-- TEXTAUSZUG --
§
Von Thorsten Denkler, Berlin

Es wird vieles anders werden müssen. Das wissen sie im Bundesnachrichtendienst (BND), dem deutschen Auslandsgeheimdienst. Das wissen sie im Kanzleramt, in dem der BND beaufsichtigt wird. Nur: sagen will das keiner. Der Grund ist simpel. Es fehlt die Antwort auf eine einfache Frage: Wie soll das nur gehen?

Vor einem Jahr, am 20. März 2014, haben die Abgeordneten im Bundestag den NSA-Untersuchungsausschuss eingesetzt. Mit Zustimmung aller Fraktionen übrigens. Ein Novum. Wochenlange Verhandlungen waren dem vorausgegangen.

Niemand konnte schließlich die Augen vor dem verschließen, was US-Whistleblower Edward Snowden im Sommer 2013 in die Weltöffentlichkeit gebracht hat. Sein Ex-Arbeitgeber, die National Security Agency (NSA), der größte amerikanische Auslandsgeheimdienst, sammelt in einem Umfang Daten über alles und jeden, dass selbst Geheimdienstkennern schummrig wird.
§
-- DATENSÄTZE --

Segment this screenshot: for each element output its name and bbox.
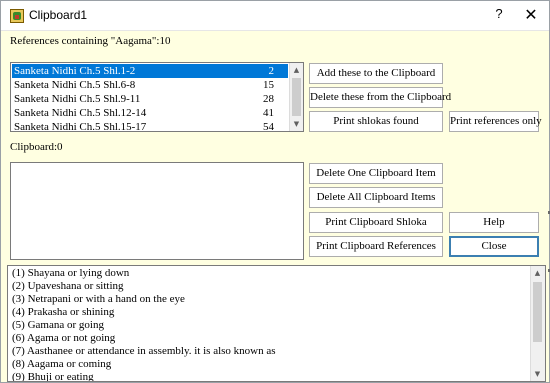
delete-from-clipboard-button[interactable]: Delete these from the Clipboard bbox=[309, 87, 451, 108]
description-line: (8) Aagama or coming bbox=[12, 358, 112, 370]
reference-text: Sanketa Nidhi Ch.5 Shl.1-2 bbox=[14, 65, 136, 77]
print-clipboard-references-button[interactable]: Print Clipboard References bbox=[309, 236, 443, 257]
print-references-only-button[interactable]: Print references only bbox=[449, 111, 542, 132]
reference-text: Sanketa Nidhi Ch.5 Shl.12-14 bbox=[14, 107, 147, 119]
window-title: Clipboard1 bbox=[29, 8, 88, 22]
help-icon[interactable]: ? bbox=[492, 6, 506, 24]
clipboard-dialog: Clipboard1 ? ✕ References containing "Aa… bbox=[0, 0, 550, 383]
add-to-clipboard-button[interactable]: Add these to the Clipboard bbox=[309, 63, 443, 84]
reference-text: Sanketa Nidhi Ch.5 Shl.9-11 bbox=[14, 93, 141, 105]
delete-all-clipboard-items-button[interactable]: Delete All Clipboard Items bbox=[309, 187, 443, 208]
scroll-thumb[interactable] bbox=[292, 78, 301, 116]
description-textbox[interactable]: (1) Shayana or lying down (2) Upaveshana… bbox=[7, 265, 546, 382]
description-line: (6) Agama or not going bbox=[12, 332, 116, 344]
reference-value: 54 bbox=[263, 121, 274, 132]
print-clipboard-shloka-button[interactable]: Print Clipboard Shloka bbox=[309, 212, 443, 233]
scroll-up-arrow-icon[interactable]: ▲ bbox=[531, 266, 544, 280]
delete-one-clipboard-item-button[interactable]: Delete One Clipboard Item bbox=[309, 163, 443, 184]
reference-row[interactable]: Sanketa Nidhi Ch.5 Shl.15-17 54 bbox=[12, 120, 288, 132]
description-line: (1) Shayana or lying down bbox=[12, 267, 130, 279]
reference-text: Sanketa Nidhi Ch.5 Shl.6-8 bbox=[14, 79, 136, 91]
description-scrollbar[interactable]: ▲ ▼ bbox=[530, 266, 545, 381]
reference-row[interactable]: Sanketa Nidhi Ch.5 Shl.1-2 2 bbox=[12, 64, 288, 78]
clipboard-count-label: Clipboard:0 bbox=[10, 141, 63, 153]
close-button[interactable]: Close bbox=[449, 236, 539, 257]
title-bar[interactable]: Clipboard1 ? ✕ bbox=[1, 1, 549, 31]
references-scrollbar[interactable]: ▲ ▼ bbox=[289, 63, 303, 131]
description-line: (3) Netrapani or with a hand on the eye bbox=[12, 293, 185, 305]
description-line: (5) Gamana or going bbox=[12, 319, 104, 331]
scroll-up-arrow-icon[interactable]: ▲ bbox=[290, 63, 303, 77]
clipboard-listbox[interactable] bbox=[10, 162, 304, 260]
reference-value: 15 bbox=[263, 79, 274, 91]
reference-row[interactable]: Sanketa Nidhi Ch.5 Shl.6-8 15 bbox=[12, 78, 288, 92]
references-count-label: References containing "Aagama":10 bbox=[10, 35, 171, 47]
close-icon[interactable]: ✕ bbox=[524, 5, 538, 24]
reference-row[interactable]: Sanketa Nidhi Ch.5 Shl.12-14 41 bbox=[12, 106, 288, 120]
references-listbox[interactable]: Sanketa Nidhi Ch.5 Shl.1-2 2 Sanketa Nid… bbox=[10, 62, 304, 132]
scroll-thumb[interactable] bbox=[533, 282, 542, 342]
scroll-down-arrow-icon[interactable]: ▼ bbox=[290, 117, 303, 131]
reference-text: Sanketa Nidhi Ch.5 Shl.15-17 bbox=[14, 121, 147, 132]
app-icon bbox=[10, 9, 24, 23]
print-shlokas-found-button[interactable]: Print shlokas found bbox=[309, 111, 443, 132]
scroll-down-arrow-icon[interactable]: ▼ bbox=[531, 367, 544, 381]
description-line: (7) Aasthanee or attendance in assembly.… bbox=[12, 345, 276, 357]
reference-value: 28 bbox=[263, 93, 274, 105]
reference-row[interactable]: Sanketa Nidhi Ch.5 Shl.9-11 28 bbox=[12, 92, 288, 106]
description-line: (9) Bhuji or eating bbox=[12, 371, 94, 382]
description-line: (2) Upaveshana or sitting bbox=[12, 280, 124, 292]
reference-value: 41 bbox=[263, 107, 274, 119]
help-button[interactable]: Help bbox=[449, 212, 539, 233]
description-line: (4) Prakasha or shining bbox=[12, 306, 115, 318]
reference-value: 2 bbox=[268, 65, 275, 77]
§
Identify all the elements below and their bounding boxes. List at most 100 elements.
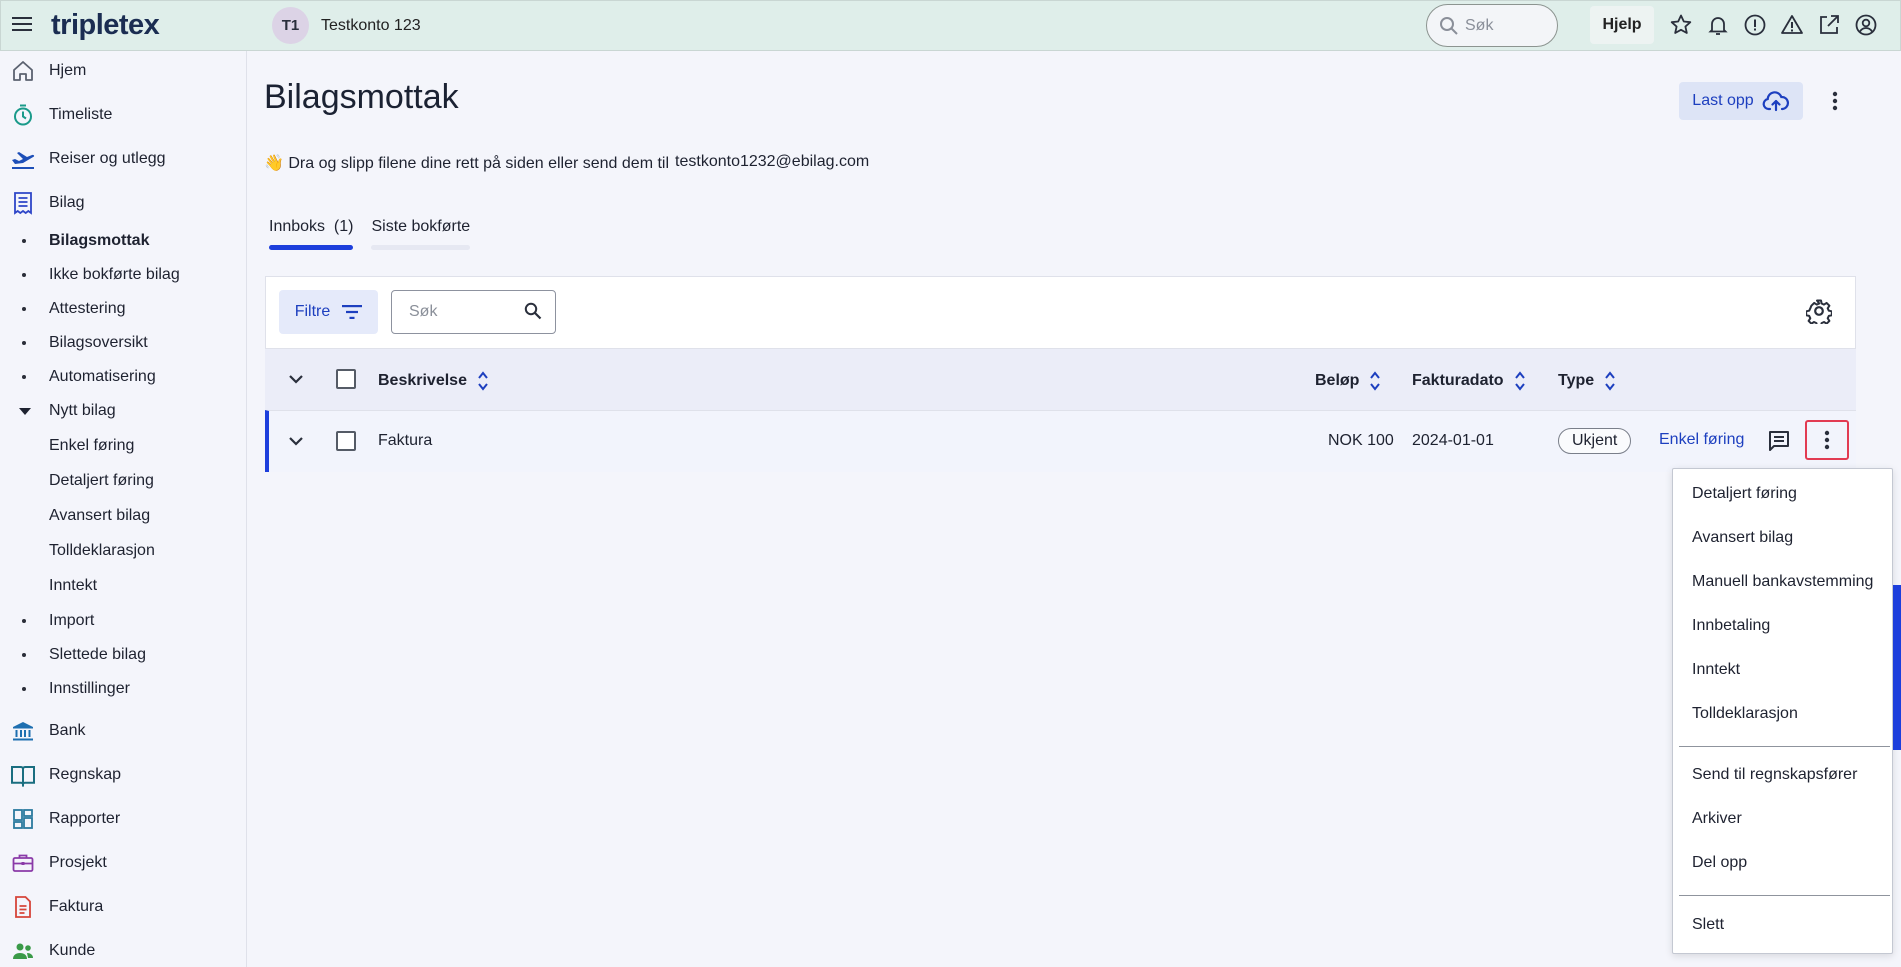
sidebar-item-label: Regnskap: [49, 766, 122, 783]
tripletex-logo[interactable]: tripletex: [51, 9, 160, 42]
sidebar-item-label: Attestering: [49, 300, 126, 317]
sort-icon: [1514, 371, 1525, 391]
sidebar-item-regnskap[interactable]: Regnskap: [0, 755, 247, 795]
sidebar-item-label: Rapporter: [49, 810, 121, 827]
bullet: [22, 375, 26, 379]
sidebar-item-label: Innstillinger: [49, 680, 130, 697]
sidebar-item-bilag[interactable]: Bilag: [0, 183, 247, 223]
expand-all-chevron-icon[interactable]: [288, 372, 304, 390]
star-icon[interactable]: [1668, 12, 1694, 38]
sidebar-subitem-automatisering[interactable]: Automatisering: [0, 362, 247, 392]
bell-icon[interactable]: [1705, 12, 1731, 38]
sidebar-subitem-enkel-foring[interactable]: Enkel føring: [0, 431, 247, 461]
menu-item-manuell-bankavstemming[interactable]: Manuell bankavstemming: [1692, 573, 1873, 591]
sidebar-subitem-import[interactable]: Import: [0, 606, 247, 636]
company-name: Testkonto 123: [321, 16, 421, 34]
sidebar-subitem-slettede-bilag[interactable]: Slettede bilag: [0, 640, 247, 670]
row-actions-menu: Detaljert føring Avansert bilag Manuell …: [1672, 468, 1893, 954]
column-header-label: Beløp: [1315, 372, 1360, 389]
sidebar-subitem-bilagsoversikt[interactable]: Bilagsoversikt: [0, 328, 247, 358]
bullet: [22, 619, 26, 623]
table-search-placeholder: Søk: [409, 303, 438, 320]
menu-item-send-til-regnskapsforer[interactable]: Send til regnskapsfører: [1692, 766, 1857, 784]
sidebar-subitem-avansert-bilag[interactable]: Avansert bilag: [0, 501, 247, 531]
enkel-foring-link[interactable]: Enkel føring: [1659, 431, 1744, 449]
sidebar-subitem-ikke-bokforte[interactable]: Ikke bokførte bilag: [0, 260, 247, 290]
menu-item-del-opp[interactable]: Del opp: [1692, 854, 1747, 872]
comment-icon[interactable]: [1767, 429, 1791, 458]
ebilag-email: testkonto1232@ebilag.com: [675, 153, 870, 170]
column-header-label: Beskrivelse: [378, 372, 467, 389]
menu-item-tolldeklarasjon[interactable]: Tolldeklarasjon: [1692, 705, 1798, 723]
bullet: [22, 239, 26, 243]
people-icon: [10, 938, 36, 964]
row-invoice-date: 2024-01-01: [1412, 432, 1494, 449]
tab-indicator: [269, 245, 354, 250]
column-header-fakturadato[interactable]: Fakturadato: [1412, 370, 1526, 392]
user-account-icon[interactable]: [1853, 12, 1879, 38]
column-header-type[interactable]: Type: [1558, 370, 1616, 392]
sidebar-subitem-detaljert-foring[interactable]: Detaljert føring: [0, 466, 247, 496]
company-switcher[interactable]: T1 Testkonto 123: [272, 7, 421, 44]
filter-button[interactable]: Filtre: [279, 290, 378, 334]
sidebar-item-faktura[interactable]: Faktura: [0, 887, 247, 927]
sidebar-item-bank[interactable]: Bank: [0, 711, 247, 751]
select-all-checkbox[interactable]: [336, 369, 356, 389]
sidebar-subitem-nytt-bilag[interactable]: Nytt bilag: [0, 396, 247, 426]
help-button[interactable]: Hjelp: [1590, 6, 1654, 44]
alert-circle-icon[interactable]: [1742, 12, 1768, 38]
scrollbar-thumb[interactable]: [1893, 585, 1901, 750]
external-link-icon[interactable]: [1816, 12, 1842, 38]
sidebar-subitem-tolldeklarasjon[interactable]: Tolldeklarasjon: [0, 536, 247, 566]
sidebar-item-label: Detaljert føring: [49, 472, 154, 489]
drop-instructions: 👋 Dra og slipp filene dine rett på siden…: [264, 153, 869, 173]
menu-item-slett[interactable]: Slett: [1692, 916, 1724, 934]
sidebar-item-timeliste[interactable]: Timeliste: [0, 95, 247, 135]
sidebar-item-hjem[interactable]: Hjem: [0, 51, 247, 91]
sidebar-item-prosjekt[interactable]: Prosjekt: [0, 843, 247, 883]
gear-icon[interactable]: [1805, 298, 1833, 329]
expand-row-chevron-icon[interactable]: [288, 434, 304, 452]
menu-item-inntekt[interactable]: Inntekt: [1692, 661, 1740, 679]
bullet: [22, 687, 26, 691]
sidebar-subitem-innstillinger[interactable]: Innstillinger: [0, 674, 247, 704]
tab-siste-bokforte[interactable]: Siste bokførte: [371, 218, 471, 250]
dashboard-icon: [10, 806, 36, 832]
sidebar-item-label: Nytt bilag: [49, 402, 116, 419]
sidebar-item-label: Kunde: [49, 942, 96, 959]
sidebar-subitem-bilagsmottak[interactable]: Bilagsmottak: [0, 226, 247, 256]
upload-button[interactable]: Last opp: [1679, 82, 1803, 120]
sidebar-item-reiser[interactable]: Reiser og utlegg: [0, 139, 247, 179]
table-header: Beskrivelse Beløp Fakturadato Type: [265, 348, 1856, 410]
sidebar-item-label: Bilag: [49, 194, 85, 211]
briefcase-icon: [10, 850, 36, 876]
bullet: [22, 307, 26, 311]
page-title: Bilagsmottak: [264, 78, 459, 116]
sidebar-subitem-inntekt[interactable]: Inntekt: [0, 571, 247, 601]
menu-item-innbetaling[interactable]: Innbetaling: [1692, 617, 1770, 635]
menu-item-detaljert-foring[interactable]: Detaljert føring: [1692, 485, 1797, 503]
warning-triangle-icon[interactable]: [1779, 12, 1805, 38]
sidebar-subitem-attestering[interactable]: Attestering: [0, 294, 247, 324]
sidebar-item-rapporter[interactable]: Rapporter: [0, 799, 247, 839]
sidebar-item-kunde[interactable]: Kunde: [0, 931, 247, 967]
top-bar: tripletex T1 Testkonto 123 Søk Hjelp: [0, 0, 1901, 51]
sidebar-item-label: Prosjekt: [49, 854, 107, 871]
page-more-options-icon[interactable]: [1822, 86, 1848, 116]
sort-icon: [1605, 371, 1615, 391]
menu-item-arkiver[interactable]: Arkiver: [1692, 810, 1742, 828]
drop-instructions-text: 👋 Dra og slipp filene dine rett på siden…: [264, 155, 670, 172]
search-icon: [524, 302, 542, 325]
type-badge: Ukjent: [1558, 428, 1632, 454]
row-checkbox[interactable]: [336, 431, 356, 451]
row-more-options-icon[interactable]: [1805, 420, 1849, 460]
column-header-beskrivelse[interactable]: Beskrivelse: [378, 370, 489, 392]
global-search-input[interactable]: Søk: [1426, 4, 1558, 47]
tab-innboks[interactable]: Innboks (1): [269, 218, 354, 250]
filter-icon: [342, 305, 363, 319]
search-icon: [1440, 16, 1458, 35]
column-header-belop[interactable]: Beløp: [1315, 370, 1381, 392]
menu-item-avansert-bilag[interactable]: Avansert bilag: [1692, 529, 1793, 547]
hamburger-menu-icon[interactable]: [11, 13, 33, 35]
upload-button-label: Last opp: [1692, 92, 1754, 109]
§
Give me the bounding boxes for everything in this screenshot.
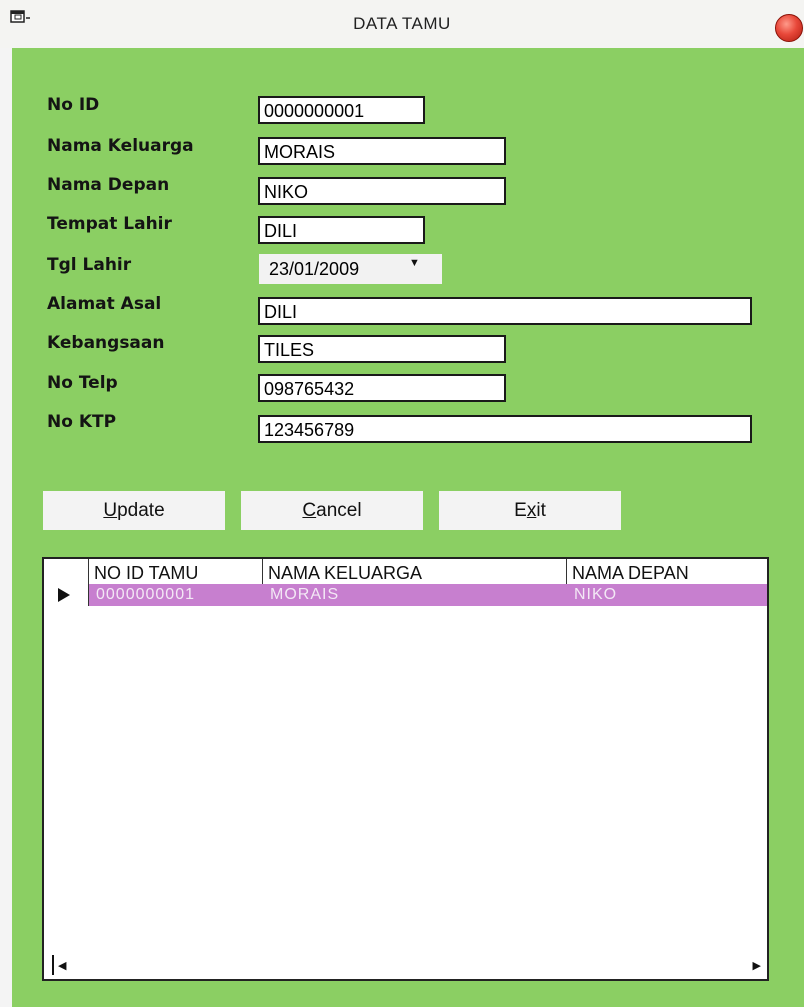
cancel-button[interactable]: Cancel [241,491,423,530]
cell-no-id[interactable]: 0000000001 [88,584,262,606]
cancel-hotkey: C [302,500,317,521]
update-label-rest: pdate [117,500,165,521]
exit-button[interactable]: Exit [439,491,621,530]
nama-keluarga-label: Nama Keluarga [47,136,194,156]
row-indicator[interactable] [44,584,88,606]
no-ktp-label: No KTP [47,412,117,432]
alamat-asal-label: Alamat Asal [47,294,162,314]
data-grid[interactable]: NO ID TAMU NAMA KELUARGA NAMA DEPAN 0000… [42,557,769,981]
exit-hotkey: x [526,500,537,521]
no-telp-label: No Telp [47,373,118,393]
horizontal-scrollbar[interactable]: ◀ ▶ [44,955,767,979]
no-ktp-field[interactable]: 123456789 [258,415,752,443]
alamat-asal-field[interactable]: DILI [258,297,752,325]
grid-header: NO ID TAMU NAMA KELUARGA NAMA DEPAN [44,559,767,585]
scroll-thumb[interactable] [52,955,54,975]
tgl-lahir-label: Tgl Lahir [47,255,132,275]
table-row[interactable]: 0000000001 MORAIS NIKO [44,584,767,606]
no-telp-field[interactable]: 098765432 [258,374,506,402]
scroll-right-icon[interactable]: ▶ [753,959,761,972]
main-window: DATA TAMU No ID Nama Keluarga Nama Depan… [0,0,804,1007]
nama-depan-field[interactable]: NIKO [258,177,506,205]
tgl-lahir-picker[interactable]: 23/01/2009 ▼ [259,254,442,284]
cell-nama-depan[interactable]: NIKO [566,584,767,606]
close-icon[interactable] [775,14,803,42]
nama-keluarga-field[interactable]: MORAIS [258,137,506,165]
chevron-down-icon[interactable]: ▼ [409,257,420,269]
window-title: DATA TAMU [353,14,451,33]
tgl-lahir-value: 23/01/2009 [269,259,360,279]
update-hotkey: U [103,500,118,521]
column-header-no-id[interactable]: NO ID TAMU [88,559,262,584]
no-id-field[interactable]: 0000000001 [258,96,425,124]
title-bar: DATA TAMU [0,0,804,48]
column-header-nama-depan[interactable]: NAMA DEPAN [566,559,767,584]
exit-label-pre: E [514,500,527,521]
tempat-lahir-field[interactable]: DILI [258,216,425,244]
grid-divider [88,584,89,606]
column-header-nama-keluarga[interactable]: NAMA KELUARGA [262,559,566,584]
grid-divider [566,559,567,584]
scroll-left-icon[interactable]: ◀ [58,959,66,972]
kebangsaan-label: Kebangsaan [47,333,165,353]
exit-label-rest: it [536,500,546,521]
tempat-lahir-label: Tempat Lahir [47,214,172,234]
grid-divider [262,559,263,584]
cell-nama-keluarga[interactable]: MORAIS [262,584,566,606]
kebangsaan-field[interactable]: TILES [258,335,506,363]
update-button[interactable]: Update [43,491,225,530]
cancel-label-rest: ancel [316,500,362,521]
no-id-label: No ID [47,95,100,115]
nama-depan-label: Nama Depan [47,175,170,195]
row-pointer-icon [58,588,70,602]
§
-- AUFGABE --
An welchem Datum setzten die Abgeordneten im Bundestag laut dem Textauszug den NSA-Untersuchungsausschuss ein? Das Material hat mit dem Textauszug nichts zu tun.

-- ANTWORT --
Am 20. März 2014.